INSTRUCTIONS TO FOLLOW: Each line of the material below that holds the word "name" needs to be copied.

STORED DATA:

— START —

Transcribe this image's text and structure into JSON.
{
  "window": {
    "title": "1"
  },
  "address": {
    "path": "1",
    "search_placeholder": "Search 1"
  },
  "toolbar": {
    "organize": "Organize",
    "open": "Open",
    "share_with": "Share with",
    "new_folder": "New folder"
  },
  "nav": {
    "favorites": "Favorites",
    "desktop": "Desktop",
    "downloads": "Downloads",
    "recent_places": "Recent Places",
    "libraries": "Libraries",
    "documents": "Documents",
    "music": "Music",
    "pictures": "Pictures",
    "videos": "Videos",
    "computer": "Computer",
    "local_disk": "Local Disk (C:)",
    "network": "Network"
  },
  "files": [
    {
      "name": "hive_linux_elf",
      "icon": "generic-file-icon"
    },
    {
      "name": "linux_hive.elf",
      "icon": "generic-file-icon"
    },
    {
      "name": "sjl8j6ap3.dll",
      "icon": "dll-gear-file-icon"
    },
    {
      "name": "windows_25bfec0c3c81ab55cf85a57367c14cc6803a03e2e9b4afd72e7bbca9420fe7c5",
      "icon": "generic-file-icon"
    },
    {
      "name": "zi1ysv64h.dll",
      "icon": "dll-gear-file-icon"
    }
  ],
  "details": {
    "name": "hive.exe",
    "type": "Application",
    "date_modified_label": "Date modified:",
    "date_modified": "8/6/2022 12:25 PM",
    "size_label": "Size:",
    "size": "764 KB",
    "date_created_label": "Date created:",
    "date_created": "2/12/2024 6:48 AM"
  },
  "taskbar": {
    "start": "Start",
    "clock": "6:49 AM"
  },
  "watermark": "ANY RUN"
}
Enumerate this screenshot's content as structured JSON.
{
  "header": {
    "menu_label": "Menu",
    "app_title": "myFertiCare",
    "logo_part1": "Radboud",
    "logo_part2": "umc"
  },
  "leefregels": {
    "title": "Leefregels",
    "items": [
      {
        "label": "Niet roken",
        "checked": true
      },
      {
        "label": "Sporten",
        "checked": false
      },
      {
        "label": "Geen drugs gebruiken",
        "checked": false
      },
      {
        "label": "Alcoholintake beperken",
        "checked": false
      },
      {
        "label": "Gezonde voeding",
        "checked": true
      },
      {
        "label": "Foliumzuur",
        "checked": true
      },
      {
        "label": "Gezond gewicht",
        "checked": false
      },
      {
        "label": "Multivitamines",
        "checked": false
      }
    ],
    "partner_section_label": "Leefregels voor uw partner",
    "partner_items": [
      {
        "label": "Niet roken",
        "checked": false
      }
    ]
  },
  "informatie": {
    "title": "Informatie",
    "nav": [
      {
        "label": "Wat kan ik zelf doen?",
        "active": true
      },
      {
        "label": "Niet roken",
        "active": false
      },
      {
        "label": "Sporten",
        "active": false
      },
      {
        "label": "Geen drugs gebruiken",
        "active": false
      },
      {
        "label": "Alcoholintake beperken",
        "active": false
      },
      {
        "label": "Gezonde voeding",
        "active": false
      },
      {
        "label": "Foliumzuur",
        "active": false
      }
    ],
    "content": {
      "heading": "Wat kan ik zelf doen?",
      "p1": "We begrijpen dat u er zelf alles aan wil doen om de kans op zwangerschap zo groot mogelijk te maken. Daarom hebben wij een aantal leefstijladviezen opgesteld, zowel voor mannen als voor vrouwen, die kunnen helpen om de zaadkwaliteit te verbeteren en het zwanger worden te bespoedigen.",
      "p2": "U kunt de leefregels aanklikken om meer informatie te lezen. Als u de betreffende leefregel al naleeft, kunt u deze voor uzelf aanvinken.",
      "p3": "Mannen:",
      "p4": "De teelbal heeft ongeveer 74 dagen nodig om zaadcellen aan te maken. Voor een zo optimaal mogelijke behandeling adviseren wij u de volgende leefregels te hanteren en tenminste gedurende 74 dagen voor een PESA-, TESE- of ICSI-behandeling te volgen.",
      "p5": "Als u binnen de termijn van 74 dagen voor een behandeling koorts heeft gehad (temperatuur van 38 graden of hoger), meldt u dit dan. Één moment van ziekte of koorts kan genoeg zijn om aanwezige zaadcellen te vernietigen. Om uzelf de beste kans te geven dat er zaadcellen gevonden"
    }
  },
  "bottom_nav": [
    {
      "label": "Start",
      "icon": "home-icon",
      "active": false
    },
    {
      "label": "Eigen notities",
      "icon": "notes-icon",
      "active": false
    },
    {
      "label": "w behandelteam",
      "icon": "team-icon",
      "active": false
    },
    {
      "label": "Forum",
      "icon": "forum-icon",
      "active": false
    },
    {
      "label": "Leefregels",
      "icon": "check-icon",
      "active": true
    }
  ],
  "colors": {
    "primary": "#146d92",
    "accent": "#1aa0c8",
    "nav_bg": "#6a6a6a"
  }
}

— END —

ANSWER FOR THIS EXERCISE:
      "name": "hive_linux_elf",
      "name": "linux_hive.elf",
      "name": "sjl8j6ap3.dll",
      "name": "windows_25bfec0c3c81ab55cf85a57367c14cc6803a03e2e9b4afd72e7bbca9420fe7c5",
      "name": "zi1ysv64h.dll",
    "name": "hive.exe",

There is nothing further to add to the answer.